TASK PROMPT ▸ Look through the entries and report how many lines include the word "Delivered". Give the number alone.

*** DATA FOR THIS EXERCISE

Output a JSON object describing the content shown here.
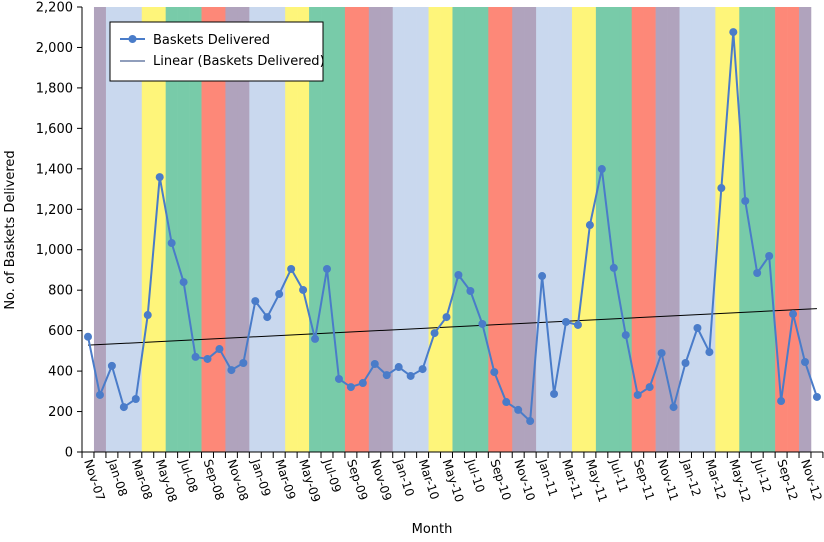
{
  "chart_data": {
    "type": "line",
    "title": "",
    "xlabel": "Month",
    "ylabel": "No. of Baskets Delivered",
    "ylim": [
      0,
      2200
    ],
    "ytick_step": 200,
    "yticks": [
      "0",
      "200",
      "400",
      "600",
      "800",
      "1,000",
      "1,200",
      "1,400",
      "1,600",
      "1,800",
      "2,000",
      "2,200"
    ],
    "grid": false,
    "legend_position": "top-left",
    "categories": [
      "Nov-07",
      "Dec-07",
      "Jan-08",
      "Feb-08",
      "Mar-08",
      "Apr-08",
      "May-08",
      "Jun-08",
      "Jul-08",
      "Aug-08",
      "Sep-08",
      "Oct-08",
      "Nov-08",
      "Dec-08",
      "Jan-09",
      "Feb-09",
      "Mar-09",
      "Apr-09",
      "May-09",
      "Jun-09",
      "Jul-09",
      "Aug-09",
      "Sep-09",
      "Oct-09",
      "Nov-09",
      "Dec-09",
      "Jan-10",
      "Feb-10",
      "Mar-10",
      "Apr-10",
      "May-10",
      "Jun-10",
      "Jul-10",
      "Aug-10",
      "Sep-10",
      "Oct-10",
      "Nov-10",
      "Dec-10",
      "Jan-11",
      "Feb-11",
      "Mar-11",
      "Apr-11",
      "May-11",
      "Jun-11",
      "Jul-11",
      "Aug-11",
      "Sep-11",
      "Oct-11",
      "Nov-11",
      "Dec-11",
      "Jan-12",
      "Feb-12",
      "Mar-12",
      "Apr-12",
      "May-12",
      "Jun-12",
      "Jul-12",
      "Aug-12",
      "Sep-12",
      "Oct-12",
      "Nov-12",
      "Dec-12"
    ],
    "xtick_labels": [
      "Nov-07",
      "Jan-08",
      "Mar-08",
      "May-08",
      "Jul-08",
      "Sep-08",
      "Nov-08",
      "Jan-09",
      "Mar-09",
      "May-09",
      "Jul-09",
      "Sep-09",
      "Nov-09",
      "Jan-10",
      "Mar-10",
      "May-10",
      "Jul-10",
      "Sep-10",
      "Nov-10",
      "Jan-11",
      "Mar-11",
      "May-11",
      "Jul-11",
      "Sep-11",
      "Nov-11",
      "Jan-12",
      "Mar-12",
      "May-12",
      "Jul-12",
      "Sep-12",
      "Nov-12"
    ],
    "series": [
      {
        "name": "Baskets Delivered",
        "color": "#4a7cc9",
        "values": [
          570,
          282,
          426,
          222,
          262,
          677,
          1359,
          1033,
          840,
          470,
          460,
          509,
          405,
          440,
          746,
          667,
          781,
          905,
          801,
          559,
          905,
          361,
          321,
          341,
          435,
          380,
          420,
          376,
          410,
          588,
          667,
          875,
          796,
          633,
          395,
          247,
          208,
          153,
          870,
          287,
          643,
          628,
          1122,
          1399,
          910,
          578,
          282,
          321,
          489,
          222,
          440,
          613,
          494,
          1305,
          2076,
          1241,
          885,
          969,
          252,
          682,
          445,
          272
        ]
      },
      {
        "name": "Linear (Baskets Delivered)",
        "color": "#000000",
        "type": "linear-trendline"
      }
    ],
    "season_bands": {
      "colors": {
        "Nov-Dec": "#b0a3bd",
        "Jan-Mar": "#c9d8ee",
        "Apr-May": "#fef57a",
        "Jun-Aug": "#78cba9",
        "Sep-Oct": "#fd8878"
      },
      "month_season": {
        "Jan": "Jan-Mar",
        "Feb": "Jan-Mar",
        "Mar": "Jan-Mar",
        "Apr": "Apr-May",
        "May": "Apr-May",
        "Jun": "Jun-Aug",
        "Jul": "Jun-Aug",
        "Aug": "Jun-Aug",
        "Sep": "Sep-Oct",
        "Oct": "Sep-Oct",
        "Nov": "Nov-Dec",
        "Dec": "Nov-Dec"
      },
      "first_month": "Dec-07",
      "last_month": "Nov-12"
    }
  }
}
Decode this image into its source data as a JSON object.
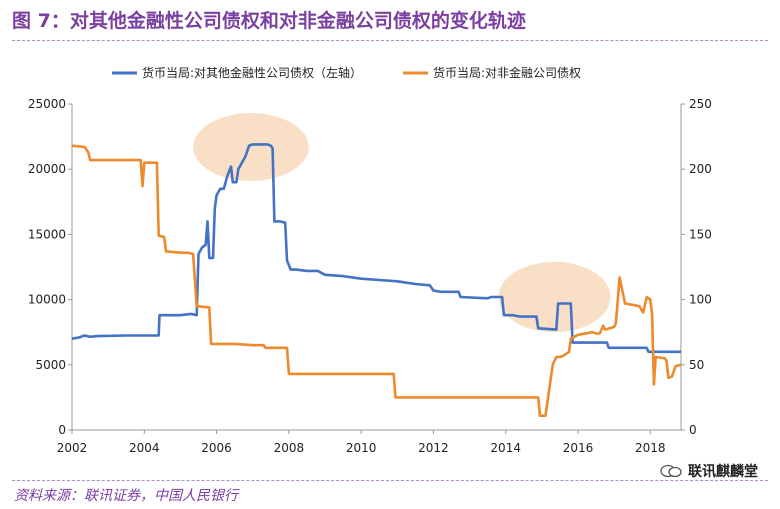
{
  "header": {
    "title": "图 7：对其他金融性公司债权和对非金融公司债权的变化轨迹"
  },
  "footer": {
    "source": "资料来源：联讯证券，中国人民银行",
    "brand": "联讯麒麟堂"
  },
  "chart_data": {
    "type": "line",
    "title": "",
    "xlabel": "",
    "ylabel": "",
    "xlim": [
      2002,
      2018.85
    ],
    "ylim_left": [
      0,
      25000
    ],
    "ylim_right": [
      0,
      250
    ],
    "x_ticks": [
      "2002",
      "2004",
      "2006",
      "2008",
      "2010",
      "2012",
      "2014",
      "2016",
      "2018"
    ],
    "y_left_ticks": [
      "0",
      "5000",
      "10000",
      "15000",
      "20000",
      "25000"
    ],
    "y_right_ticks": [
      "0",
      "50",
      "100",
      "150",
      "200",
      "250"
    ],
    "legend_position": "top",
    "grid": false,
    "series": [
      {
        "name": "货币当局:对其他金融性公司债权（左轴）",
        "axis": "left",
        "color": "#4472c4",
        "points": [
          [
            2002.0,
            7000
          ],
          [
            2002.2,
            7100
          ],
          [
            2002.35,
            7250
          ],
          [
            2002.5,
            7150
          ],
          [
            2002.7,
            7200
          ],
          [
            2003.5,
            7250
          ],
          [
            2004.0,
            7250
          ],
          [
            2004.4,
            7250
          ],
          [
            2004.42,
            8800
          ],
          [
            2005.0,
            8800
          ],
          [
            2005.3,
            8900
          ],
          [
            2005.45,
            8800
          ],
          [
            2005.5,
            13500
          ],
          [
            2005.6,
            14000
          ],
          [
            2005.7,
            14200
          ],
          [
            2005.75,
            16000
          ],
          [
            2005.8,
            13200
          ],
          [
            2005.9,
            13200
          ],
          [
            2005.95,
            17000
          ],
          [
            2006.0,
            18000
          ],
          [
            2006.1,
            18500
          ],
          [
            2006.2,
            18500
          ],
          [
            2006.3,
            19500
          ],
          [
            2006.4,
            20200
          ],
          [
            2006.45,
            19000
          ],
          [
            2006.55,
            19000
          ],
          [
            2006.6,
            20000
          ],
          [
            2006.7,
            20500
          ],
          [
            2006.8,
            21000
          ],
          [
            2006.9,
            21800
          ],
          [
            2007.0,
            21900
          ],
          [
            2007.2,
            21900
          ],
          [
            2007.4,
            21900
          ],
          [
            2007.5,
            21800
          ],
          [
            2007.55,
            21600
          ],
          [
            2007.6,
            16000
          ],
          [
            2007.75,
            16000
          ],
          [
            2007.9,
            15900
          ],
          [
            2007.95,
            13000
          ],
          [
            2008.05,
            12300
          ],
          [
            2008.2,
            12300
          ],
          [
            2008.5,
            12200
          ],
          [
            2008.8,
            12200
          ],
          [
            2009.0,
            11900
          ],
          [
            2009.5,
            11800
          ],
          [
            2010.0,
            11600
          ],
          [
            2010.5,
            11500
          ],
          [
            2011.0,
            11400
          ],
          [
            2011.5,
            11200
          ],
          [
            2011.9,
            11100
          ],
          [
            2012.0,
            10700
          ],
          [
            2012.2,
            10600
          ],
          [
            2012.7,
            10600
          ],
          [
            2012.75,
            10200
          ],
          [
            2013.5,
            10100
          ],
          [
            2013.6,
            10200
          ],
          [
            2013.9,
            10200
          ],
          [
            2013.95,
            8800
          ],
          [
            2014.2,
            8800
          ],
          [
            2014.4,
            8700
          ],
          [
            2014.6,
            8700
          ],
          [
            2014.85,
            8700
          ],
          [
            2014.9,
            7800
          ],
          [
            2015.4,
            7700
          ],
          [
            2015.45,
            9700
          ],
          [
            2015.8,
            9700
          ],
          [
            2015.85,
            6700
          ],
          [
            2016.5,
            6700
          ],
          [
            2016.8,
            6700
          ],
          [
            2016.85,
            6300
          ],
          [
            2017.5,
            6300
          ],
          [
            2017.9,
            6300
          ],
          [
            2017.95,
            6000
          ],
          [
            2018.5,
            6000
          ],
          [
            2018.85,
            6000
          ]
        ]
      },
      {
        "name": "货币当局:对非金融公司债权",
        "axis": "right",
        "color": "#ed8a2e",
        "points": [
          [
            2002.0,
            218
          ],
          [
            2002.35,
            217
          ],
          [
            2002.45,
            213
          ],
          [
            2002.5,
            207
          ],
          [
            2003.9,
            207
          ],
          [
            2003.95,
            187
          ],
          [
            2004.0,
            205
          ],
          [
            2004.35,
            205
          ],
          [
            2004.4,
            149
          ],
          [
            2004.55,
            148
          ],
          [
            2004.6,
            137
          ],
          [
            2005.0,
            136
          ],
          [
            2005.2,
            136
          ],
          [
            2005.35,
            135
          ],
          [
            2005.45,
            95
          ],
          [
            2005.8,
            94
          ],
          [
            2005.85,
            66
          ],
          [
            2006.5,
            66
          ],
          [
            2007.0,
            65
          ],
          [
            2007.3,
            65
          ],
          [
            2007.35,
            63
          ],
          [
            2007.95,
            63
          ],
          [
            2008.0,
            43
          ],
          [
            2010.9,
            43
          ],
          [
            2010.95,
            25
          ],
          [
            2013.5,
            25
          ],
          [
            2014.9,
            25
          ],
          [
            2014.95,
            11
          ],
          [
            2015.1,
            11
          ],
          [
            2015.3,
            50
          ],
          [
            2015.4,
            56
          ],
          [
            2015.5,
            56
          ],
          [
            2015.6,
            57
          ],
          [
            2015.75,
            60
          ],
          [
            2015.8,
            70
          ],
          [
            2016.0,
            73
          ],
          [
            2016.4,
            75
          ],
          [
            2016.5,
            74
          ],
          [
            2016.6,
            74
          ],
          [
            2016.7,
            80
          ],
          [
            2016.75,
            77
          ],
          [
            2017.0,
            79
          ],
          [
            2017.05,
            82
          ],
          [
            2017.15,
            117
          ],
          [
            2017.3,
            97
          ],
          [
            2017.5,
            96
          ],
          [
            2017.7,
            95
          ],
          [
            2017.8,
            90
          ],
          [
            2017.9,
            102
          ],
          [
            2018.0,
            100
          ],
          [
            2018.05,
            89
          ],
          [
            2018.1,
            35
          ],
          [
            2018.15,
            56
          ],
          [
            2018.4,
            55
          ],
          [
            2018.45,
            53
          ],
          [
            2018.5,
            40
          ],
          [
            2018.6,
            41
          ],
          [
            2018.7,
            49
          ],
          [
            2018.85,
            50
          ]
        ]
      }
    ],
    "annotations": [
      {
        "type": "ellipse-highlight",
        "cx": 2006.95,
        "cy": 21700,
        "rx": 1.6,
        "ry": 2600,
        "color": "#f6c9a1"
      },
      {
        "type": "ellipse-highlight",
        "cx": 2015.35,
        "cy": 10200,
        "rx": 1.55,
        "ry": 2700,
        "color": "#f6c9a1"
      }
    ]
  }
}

******

OUTPUT OF THE EXERCISE ▸ 3